WHAT THE EXERCISE ASKS: Transcribe the records exactly. Pictures do not belong in the transcription.
─── DATA FOR THE TASK
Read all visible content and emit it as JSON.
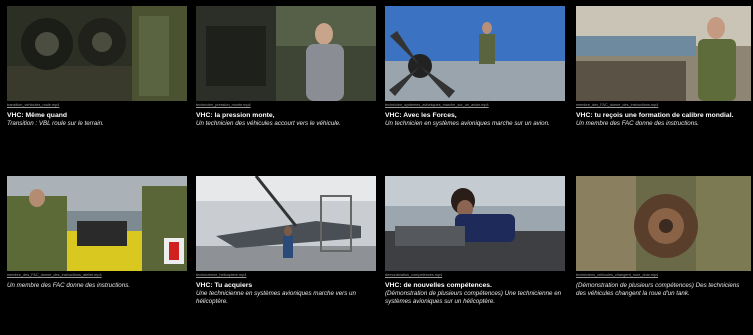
{
  "cards": [
    {
      "filename": "transition_vehicules_roule.mp4",
      "title": "VHC: Même quand",
      "desc": "Transition : VBL roule sur le terrain."
    },
    {
      "filename": "technicien_pression_monte.mp4",
      "title": "VHC: la pression monte,",
      "desc": "Un technicien des véhicules accourt vers le véhicule."
    },
    {
      "filename": "technicien_systemes_avioniques_marche_sur_un_avion.mp4",
      "title": "VHC: Avec les Forces,",
      "desc": "Un technicien en systèmes avioniques marche sur un avion."
    },
    {
      "filename": "membre_des_FAC_donne_des_instructions.mp4",
      "title": "VHC: tu reçois une formation de calibre mondial.",
      "desc": "Un membre des FAC donne des instructions."
    },
    {
      "filename": "membre_des_FAC_donne_des_instructions_atelier.mp4",
      "title": "",
      "desc": "Un membre des FAC donne des instructions."
    },
    {
      "filename": "technicienne_helicoptere.mp4",
      "title": "VHC: Tu acquiers",
      "desc": "Une technicienne en systèmes avioniques marche vers un hélicoptère."
    },
    {
      "filename": "demonstration_competences.mp4",
      "title": "VHC: de nouvelles compétences.",
      "desc": "(Démonstration de plusieurs compétences) Une technicienne en systèmes avioniques sur un hélicoptère."
    },
    {
      "filename": "techniciens_vehicules_changent_roue_char.mp4",
      "title": "",
      "desc": "(Démonstration de plusieurs compétences) Des techniciens des véhicules changent la roue d'un tank."
    }
  ]
}
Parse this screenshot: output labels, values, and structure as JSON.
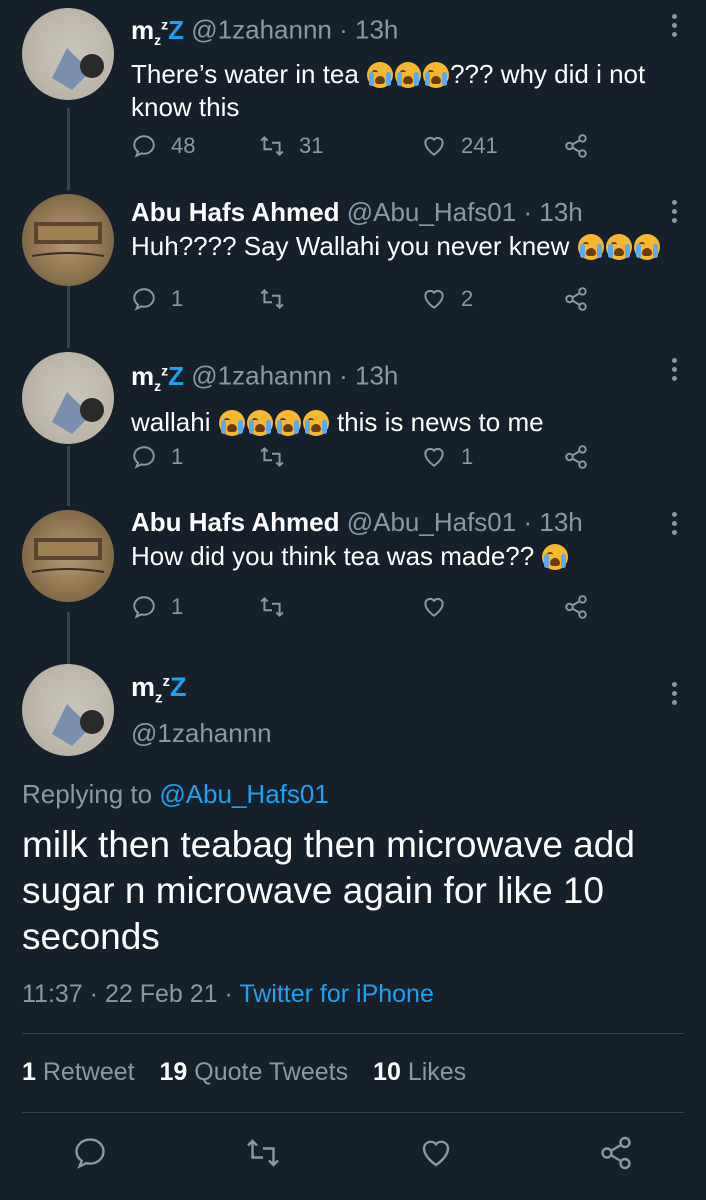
{
  "tweets": [
    {
      "name": "m",
      "name_sub": "z",
      "name_sup": "z",
      "name_z": "Z",
      "handle": "@1zahannn",
      "time": "13h",
      "text_before": "There’s water in tea ",
      "text_after": "??? why did i not know this",
      "emoji_count": 3,
      "replies": "48",
      "retweets": "31",
      "likes": "241"
    },
    {
      "name": "Abu Hafs Ahmed",
      "handle": "@Abu_Hafs01",
      "time": "13h",
      "text_before": "Huh???? Say Wallahi you never knew ",
      "text_after": "",
      "emoji_count": 3,
      "replies": "1",
      "retweets": "",
      "likes": "2"
    },
    {
      "name": "m",
      "name_sub": "z",
      "name_sup": "z",
      "name_z": "Z",
      "handle": "@1zahannn",
      "time": "13h",
      "text_before": "wallahi ",
      "text_after": " this is news to me",
      "emoji_count": 4,
      "replies": "1",
      "retweets": "",
      "likes": "1"
    },
    {
      "name": "Abu Hafs Ahmed",
      "handle": "@Abu_Hafs01",
      "time": "13h",
      "text_before": "How did you think tea was made?? ",
      "text_after": "",
      "emoji_count": 1,
      "replies": "1",
      "retweets": "",
      "likes": ""
    }
  ],
  "separator": "·",
  "main": {
    "name": "m",
    "name_sub": "z",
    "name_sup": "z",
    "name_z": "Z",
    "handle": "@1zahannn",
    "replying_prefix": "Replying to ",
    "replying_to": "@Abu_Hafs01",
    "text": "milk then teabag then microwave add sugar n microwave again for like 10 seconds",
    "time": "11:37",
    "date": "22 Feb 21",
    "source": "Twitter for iPhone",
    "stats": {
      "retweets_count": "1",
      "retweets_label": "Retweet",
      "quotes_count": "19",
      "quotes_label": "Quote Tweets",
      "likes_count": "10",
      "likes_label": "Likes"
    }
  },
  "colors": {
    "background": "#15202b",
    "secondary_text": "#8899a6",
    "link": "#1da1f2",
    "divider": "#38444d"
  },
  "icons": [
    "reply-icon",
    "retweet-icon",
    "like-icon",
    "share-icon",
    "more-icon"
  ]
}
──────
OUTPUT BELOW:
Read all visible content and emit it as JSON.
{
  "cards": [
    {
      "filename": "transition_vehicules_roule.mp4",
      "title": "VHC: Même quand",
      "desc": "Transition : VBL roule sur le terrain."
    },
    {
      "filename": "technicien_pression_monte.mp4",
      "title": "VHC: la pression monte,",
      "desc": "Un technicien des véhicules accourt vers le véhicule."
    },
    {
      "filename": "technicien_systemes_avioniques_marche_sur_un_avion.mp4",
      "title": "VHC: Avec les Forces,",
      "desc": "Un technicien en systèmes avioniques marche sur un avion."
    },
    {
      "filename": "membre_des_FAC_donne_des_instructions.mp4",
      "title": "VHC: tu reçois une formation de calibre mondial.",
      "desc": "Un membre des FAC donne des instructions."
    },
    {
      "filename": "membre_des_FAC_donne_des_instructions_atelier.mp4",
      "title": "",
      "desc": "Un membre des FAC donne des instructions."
    },
    {
      "filename": "technicienne_helicoptere.mp4",
      "title": "VHC: Tu acquiers",
      "desc": "Une technicienne en systèmes avioniques marche vers un hélicoptère."
    },
    {
      "filename": "demonstration_competences.mp4",
      "title": "VHC: de nouvelles compétences.",
      "desc": "(Démonstration de plusieurs compétences) Une technicienne en systèmes avioniques sur un hélicoptère."
    },
    {
      "filename": "techniciens_vehicules_changent_roue_char.mp4",
      "title": "",
      "desc": "(Démonstration de plusieurs compétences) Des techniciens des véhicules changent la roue d'un tank."
    }
  ]
}
Parse this screenshot: output labels, values, and structure as JSON.
{
  "tweets": [
    {
      "name": "m",
      "name_sub": "z",
      "name_sup": "z",
      "name_z": "Z",
      "handle": "@1zahannn",
      "time": "13h",
      "text_before": "There’s water in tea ",
      "text_after": "??? why did i not know this",
      "emoji_count": 3,
      "replies": "48",
      "retweets": "31",
      "likes": "241"
    },
    {
      "name": "Abu Hafs Ahmed",
      "handle": "@Abu_Hafs01",
      "time": "13h",
      "text_before": "Huh???? Say Wallahi you never knew ",
      "text_after": "",
      "emoji_count": 3,
      "replies": "1",
      "retweets": "",
      "likes": "2"
    },
    {
      "name": "m",
      "name_sub": "z",
      "name_sup": "z",
      "name_z": "Z",
      "handle": "@1zahannn",
      "time": "13h",
      "text_before": "wallahi ",
      "text_after": " this is news to me",
      "emoji_count": 4,
      "replies": "1",
      "retweets": "",
      "likes": "1"
    },
    {
      "name": "Abu Hafs Ahmed",
      "handle": "@Abu_Hafs01",
      "time": "13h",
      "text_before": "How did you think tea was made?? ",
      "text_after": "",
      "emoji_count": 1,
      "replies": "1",
      "retweets": "",
      "likes": ""
    }
  ],
  "separator": "·",
  "main": {
    "name": "m",
    "name_sub": "z",
    "name_sup": "z",
    "name_z": "Z",
    "handle": "@1zahannn",
    "replying_prefix": "Replying to ",
    "replying_to": "@Abu_Hafs01",
    "text": "milk then teabag then microwave add sugar n microwave again for like 10 seconds",
    "time": "11:37",
    "date": "22 Feb 21",
    "source": "Twitter for iPhone",
    "stats": {
      "retweets_count": "1",
      "retweets_label": "Retweet",
      "quotes_count": "19",
      "quotes_label": "Quote Tweets",
      "likes_count": "10",
      "likes_label": "Likes"
    }
  },
  "colors": {
    "background": "#15202b",
    "secondary_text": "#8899a6",
    "link": "#1da1f2",
    "divider": "#38444d"
  },
  "icons": [
    "reply-icon",
    "retweet-icon",
    "like-icon",
    "share-icon",
    "more-icon"
  ]
}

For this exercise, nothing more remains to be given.